─── Records for the task ───

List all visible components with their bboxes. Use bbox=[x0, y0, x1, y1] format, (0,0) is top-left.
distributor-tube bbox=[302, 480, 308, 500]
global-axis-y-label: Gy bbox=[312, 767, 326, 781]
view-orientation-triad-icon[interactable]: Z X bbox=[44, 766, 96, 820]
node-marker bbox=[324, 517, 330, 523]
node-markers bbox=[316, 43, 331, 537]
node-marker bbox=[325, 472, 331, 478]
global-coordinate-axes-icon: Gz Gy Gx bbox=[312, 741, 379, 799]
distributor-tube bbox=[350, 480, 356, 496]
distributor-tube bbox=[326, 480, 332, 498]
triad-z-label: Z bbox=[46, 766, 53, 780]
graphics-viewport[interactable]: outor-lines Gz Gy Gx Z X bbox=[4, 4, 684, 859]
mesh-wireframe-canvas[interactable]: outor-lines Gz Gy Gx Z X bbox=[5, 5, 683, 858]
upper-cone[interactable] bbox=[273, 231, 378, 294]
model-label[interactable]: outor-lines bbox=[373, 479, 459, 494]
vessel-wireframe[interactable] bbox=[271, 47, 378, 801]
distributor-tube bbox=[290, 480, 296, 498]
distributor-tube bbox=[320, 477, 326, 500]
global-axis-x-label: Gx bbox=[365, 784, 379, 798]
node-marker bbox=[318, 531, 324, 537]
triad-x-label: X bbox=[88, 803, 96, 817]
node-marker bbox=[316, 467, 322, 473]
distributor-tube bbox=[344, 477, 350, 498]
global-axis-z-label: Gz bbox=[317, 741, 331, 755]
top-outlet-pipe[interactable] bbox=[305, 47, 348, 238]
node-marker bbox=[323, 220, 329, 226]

───

# Work to complete:
Please pick out and copy every line of the items above that contains the string "distributor".

# Finished exercise:
distributor-tube bbox=[302, 480, 308, 500]
distributor-tube bbox=[350, 480, 356, 496]
distributor-tube bbox=[326, 480, 332, 498]
distributor-tube bbox=[290, 480, 296, 498]
distributor-tube bbox=[320, 477, 326, 500]
distributor-tube bbox=[344, 477, 350, 498]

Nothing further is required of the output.